- **EXERCISE GOAL**
Restate the full set of records exactly, without adding or dropping a word.

- **DATA FOR PROCESSING**
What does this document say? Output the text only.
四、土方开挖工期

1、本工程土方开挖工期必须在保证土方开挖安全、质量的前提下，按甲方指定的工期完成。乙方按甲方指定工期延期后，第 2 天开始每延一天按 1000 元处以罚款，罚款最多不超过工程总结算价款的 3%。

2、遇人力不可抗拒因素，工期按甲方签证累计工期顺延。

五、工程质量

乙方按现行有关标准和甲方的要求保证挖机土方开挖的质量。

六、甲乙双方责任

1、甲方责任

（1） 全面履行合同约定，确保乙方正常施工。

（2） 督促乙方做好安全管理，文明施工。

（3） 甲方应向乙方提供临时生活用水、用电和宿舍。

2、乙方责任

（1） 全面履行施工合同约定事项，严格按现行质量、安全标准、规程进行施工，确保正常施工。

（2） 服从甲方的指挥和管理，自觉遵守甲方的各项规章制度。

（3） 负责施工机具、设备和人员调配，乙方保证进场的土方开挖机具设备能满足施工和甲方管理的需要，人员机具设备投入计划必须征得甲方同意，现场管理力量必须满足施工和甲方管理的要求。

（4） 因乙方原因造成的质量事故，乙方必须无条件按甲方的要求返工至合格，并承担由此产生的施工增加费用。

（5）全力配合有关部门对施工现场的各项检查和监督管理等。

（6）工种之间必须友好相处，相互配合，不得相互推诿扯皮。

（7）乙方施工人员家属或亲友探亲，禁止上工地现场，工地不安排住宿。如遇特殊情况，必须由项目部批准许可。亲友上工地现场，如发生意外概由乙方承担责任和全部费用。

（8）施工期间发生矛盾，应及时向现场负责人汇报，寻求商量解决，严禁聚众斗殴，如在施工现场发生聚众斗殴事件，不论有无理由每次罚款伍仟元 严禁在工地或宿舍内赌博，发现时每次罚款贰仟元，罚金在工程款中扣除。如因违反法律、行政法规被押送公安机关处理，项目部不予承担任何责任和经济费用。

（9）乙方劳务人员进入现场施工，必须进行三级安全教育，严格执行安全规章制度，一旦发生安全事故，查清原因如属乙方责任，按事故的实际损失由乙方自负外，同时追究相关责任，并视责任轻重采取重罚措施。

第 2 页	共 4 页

- **EXERCISE OUTPUT**
What does this document say? Output the text only.
四、土方开挖工期

1、本工程土方开挖工期必须在保证土方开挖安全、质量的前提下，按甲方指定的工期完成。乙方按甲方指定工期延期后，第 2 天开始每延一天按 1000 元处以罚款，罚款最多不超过工程总结算价款的 3%。

2、遇人力不可抗拒因素，工期按甲方签证累计工期顺延。

五、工程质量

乙方按现行有关标准和甲方的要求保证挖机土方开挖的质量。

六、甲乙双方责任

1、甲方责任

（1） 全面履行合同约定，确保乙方正常施工。

（2） 督促乙方做好安全管理，文明施工。

（3） 甲方应向乙方提供临时生活用水、用电和宿舍。

2、乙方责任

（1） 全面履行施工合同约定事项，严格按现行质量、安全标准、规程进行施工，确保正常施工。

（2） 服从甲方的指挥和管理，自觉遵守甲方的各项规章制度。

（3） 负责施工机具、设备和人员调配，乙方保证进场的土方开挖机具设备能满足施工和甲方管理的需要，人员机具设备投入计划必须征得甲方同意，现场管理力量必须满足施工和甲方管理的要求。

（4） 因乙方原因造成的质量事故，乙方必须无条件按甲方的要求返工至合格，并承担由此产生的施工增加费用。

（5）全力配合有关部门对施工现场的各项检查和监督管理等。

（6）工种之间必须友好相处，相互配合，不得相互推诿扯皮。

（7）乙方施工人员家属或亲友探亲，禁止上工地现场，工地不安排住宿。如遇特殊情况，必须由项目部批准许可。亲友上工地现场，如发生意外概由乙方承担责任和全部费用。

（8）施工期间发生矛盾，应及时向现场负责人汇报，寻求商量解决，严禁聚众斗殴，如在施工现场发生聚众斗殴事件，不论有无理由每次罚款伍仟元 严禁在工地或宿舍内赌博，发现时每次罚款贰仟元，罚金在工程款中扣除。如因违反法律、行政法规被押送公安机关处理，项目部不予承担任何责任和经济费用。

（9）乙方劳务人员进入现场施工，必须进行三级安全教育，严格执行安全规章制度，一旦发生安全事故，查清原因如属乙方责任，按事故的实际损失由乙方自负外，同时追究相关责任，并视责任轻重采取重罚措施。

第 2 页	共 4 页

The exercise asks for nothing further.